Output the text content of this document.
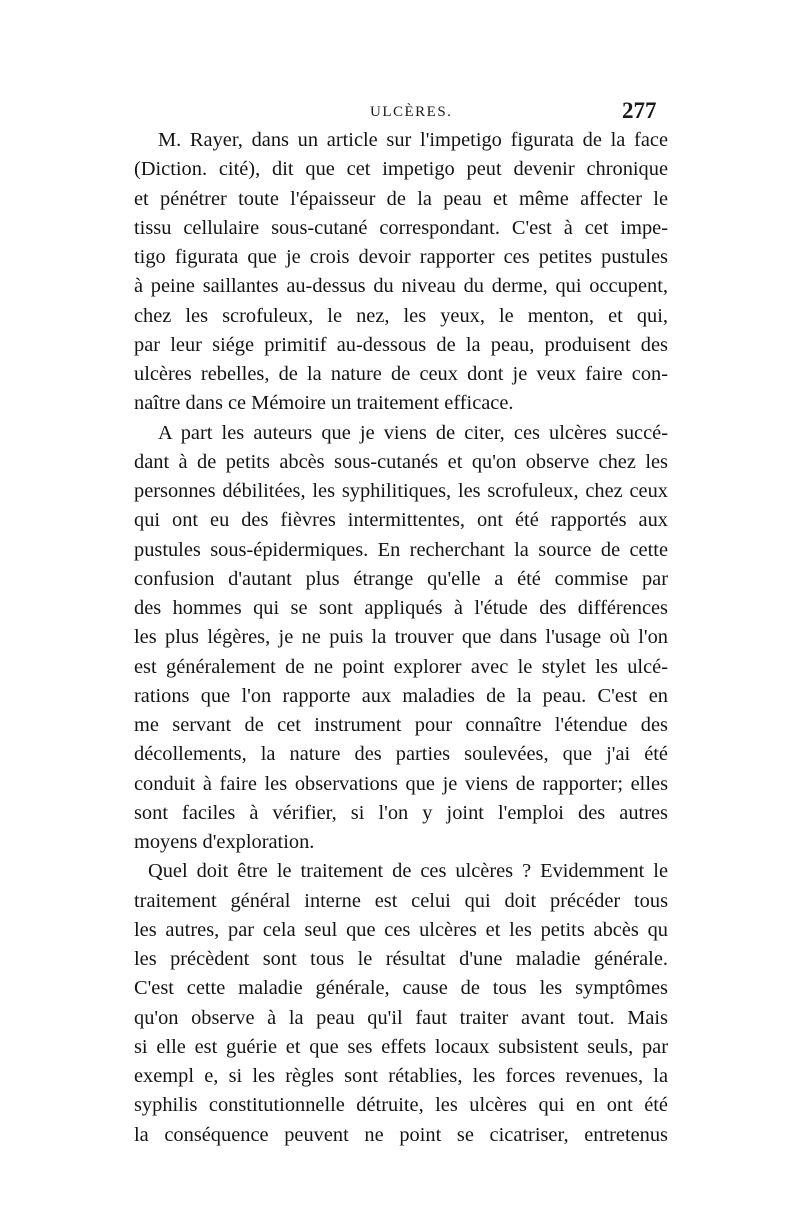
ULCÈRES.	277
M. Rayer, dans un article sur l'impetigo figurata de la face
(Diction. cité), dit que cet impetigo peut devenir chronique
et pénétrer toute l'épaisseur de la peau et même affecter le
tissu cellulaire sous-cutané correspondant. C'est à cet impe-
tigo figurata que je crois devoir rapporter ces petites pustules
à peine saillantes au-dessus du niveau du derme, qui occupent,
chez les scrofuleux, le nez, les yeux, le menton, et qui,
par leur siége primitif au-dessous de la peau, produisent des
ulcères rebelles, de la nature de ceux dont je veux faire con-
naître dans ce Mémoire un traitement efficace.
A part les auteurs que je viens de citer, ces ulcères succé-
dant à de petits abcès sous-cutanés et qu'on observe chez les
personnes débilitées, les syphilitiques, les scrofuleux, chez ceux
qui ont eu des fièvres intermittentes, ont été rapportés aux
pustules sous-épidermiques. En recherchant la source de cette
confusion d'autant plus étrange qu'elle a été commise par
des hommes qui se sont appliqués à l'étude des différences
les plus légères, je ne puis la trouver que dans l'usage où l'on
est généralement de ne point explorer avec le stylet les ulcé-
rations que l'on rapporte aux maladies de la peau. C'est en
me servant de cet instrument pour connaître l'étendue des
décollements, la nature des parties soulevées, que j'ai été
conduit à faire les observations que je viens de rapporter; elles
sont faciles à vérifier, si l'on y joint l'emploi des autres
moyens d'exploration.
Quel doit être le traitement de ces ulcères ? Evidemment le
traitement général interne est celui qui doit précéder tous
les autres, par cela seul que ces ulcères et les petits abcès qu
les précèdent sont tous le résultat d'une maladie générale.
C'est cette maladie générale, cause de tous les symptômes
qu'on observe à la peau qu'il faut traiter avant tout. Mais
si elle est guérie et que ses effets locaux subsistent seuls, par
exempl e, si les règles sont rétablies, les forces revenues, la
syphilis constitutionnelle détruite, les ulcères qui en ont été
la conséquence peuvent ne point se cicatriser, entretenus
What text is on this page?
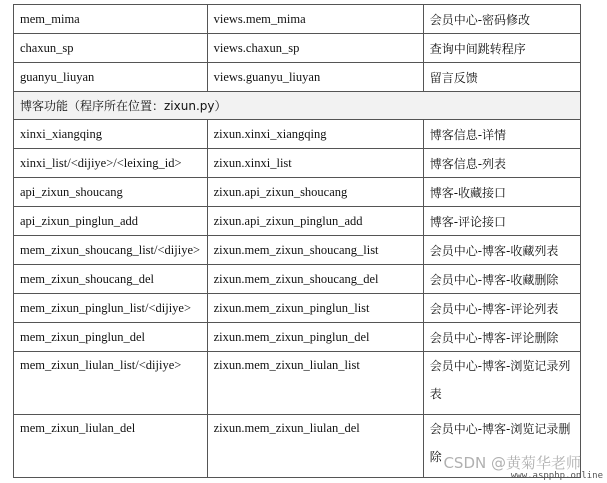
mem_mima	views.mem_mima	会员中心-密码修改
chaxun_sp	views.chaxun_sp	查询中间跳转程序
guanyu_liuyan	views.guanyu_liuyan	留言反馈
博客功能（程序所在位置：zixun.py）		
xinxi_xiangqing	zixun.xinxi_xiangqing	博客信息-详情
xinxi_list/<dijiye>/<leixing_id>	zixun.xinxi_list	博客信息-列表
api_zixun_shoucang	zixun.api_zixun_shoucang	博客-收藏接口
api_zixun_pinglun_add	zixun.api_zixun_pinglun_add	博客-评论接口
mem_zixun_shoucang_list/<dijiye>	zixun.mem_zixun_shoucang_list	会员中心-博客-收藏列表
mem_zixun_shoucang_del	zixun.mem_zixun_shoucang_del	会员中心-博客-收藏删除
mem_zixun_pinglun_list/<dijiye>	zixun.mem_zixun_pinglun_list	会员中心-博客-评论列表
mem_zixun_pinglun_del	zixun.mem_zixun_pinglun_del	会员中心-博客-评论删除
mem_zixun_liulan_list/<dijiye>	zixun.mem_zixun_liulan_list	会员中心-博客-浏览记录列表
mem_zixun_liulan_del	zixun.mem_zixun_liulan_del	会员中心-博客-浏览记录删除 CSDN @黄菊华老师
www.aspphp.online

● ● ●

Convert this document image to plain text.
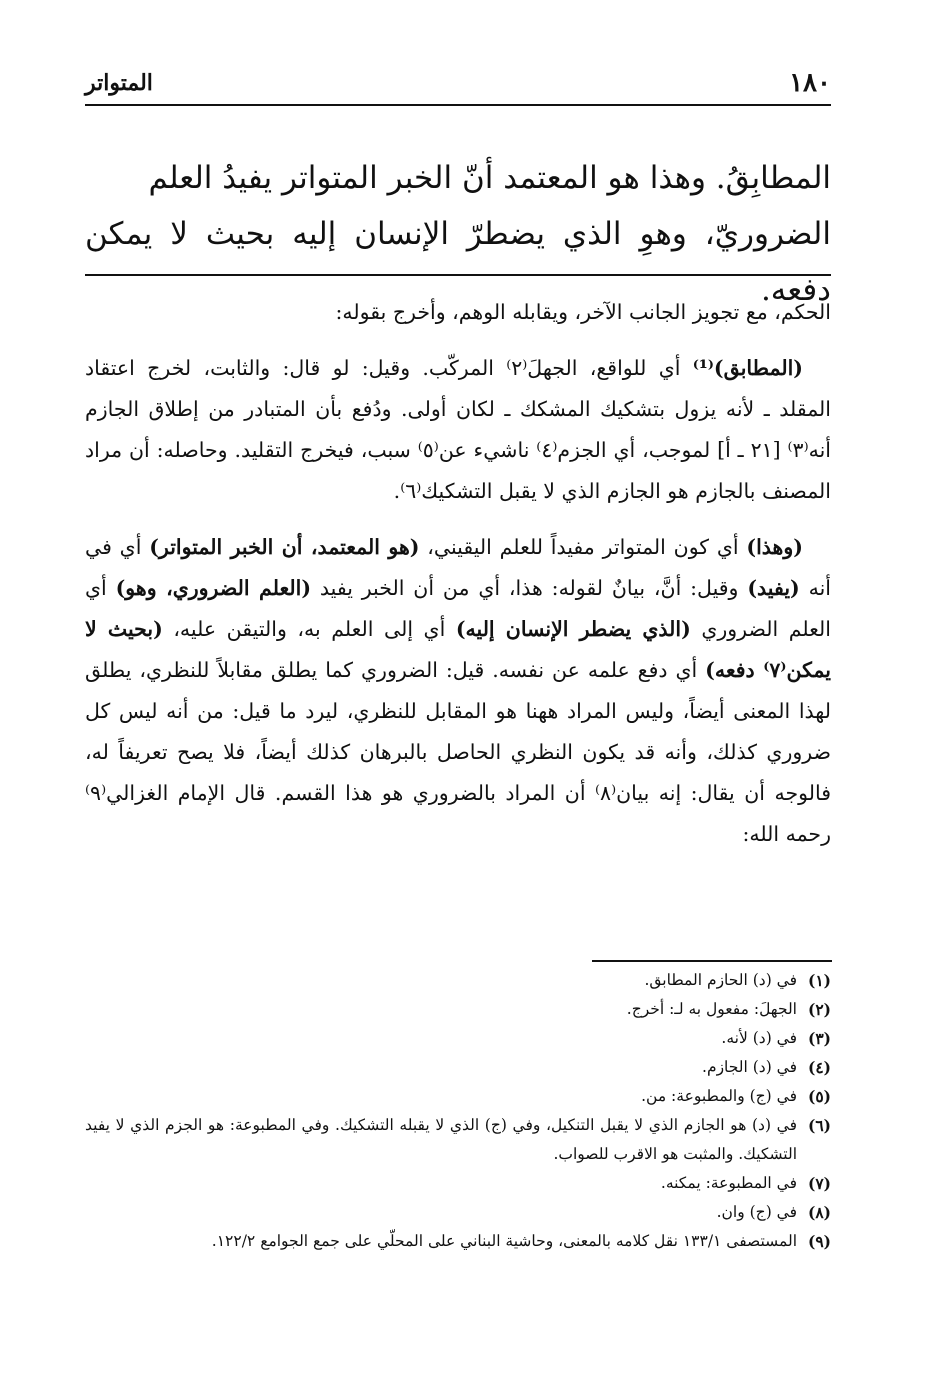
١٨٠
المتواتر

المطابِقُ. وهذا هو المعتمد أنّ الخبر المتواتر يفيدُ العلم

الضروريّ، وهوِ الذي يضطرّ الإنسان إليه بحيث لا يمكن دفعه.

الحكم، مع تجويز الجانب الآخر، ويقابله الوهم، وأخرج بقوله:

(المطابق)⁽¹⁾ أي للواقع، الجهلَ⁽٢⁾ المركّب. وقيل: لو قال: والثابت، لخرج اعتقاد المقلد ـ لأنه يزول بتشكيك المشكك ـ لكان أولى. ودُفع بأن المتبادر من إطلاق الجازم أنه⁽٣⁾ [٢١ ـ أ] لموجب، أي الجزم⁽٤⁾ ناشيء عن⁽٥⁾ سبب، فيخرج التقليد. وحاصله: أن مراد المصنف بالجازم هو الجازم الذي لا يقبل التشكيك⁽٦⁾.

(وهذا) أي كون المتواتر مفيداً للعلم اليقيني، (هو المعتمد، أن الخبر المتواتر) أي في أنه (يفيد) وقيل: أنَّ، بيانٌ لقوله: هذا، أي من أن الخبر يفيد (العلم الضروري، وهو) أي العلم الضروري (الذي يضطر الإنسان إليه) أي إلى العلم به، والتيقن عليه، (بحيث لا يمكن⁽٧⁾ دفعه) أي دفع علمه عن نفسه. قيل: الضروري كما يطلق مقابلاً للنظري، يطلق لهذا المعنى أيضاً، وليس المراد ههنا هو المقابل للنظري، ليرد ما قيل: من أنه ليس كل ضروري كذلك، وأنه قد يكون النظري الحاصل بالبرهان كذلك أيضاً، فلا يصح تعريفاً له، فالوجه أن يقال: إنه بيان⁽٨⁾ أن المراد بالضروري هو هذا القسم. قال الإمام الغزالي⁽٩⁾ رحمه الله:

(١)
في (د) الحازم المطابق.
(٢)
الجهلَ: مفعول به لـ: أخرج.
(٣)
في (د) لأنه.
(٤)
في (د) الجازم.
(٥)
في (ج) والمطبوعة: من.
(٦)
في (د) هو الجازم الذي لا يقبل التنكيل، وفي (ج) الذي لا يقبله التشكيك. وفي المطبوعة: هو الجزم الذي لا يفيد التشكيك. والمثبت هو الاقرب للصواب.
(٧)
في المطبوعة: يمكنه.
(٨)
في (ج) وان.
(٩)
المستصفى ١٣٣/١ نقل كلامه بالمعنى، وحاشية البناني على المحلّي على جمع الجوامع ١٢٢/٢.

● ● ●

▶ **EXERCISE REQUIREMENTS**
Compute the number of lines above that contain the string "chez". Reply with that value only.

▶ **SOLUTION FOR THIS PROBLEM**
3